▶ **Exercise prompt**: Tally each line where the word "広島県立西条農業高等学校" occurs, then give only the total.

▶ **Given entries**:
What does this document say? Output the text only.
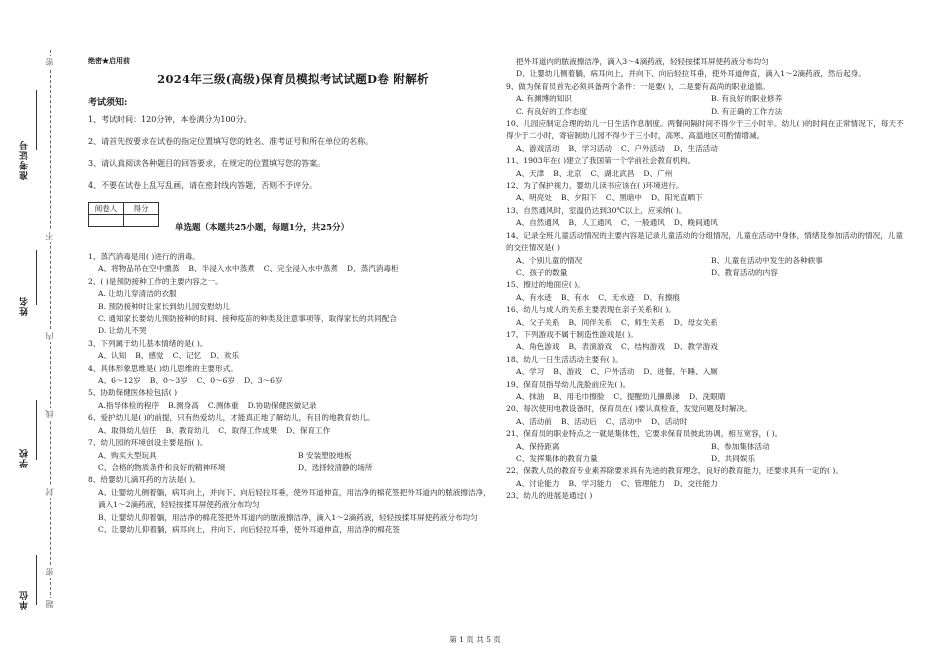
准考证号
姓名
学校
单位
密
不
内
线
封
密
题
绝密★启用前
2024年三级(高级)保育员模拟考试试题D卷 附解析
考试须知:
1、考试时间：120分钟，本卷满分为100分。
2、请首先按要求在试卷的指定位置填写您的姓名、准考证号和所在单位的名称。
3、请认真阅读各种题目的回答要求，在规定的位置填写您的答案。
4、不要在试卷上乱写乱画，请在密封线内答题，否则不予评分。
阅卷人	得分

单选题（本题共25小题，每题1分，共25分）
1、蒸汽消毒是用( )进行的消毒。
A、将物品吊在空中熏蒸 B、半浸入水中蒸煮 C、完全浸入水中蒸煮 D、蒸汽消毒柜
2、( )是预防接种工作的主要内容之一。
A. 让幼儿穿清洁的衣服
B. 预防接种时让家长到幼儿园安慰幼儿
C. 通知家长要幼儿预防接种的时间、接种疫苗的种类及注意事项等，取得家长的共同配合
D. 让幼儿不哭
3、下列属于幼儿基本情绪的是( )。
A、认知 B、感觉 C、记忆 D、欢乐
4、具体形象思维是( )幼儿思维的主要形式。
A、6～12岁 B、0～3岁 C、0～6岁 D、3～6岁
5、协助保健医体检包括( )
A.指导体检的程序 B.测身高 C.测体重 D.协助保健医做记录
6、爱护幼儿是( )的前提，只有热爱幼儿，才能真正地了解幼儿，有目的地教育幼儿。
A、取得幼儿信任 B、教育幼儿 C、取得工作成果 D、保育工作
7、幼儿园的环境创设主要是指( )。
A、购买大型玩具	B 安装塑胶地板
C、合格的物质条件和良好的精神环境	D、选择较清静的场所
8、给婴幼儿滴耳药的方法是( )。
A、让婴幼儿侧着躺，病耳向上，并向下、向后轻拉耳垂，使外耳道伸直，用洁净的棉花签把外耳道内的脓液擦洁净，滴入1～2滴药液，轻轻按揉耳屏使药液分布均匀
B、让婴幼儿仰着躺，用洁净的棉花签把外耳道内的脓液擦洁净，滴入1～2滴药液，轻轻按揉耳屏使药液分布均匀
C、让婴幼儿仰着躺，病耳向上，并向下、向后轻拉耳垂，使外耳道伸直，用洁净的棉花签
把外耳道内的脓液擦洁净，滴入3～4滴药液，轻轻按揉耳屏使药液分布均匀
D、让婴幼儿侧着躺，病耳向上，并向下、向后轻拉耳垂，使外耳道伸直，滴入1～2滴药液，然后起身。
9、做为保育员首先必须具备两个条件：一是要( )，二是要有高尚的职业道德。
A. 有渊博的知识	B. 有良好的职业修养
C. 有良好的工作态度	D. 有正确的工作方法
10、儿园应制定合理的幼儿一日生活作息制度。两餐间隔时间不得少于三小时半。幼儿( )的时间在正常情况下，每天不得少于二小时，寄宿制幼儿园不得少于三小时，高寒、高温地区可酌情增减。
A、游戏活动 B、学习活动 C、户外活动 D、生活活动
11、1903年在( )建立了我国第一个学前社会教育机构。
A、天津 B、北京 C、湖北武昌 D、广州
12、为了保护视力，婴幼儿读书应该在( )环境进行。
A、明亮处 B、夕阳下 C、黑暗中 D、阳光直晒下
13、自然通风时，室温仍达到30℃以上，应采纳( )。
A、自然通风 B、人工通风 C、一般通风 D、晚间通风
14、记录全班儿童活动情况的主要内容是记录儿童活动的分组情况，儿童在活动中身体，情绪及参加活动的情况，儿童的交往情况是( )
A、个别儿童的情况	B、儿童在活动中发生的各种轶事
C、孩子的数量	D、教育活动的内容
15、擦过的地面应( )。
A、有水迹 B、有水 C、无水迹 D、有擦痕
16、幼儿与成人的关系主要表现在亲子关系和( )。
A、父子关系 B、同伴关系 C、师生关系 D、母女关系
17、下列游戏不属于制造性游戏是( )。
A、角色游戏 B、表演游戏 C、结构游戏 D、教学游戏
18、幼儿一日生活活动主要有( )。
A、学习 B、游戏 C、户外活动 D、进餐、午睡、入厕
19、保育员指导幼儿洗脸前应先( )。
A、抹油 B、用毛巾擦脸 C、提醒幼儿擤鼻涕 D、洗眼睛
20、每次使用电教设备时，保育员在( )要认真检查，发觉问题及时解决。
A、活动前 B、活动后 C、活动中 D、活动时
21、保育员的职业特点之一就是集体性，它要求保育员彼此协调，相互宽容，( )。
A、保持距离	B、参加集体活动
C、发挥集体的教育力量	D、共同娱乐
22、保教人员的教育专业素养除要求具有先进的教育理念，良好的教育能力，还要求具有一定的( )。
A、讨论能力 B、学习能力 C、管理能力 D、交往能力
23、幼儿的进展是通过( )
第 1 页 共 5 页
==
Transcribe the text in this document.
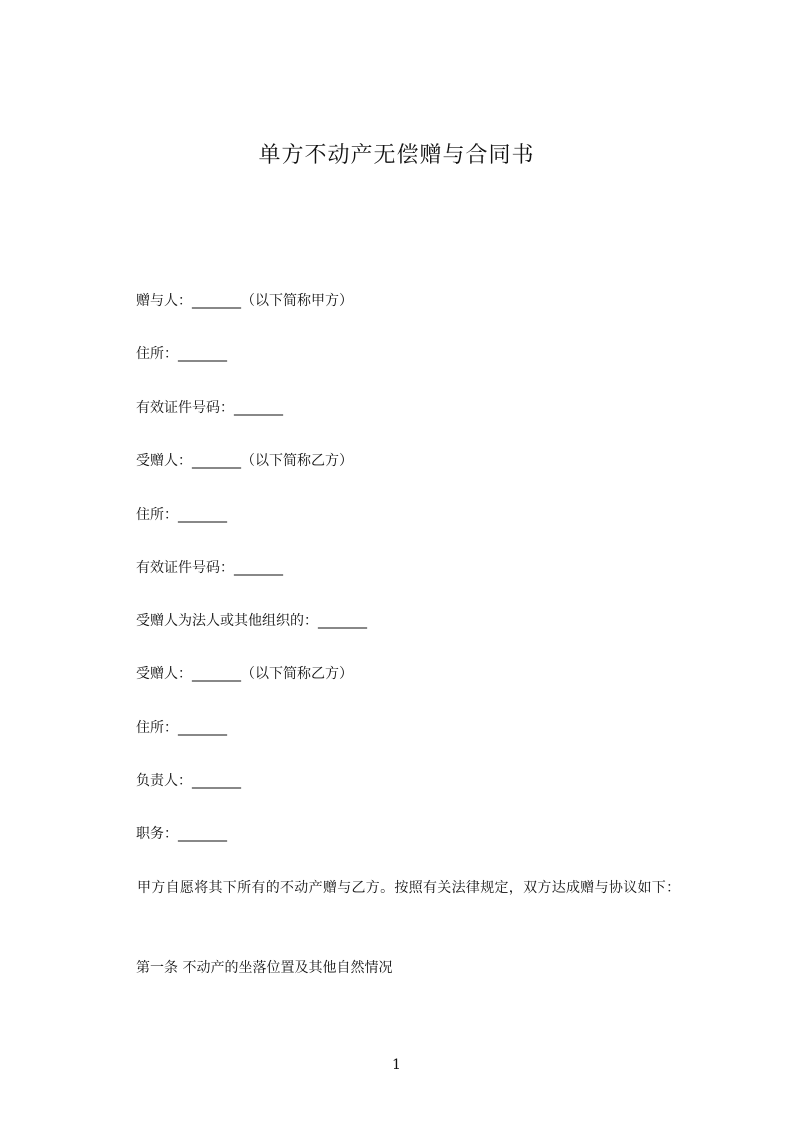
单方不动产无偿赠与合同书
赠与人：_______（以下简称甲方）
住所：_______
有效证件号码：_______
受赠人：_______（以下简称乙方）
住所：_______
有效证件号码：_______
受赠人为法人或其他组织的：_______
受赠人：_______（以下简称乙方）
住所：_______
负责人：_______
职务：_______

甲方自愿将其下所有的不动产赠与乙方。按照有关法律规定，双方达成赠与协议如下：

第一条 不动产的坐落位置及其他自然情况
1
...
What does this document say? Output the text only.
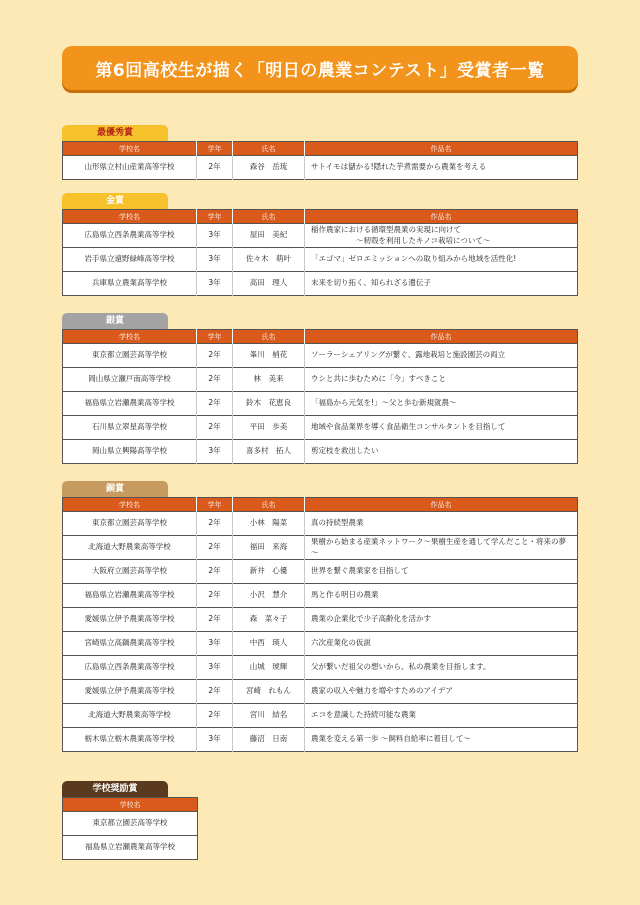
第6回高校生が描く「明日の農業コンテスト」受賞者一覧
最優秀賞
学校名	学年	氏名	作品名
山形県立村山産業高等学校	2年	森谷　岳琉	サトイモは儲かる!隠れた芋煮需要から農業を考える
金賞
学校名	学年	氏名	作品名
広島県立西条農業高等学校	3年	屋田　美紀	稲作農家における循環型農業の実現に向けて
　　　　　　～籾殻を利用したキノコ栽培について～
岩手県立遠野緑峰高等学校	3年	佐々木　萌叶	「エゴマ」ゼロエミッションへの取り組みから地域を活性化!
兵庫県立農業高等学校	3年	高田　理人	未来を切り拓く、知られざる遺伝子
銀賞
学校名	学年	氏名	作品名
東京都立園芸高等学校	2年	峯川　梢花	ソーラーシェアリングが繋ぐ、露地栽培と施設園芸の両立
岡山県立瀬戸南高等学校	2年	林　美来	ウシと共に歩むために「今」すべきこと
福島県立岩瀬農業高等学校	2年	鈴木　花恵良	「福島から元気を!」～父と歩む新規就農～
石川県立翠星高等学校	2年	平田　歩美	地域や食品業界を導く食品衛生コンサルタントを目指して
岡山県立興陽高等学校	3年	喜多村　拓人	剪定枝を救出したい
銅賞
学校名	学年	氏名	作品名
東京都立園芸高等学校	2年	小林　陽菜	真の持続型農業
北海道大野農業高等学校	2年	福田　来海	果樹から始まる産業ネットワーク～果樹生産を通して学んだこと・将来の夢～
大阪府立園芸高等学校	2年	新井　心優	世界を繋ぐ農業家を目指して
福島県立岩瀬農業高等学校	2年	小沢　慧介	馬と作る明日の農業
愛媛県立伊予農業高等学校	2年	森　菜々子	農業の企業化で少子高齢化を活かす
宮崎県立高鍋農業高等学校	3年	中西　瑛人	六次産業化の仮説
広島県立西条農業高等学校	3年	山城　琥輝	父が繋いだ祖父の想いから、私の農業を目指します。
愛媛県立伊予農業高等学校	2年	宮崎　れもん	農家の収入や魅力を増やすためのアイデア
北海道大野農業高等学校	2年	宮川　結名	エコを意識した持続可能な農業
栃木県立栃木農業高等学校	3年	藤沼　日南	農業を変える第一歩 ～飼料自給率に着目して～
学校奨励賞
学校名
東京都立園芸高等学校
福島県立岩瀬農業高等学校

▶ **Finished answer**: 2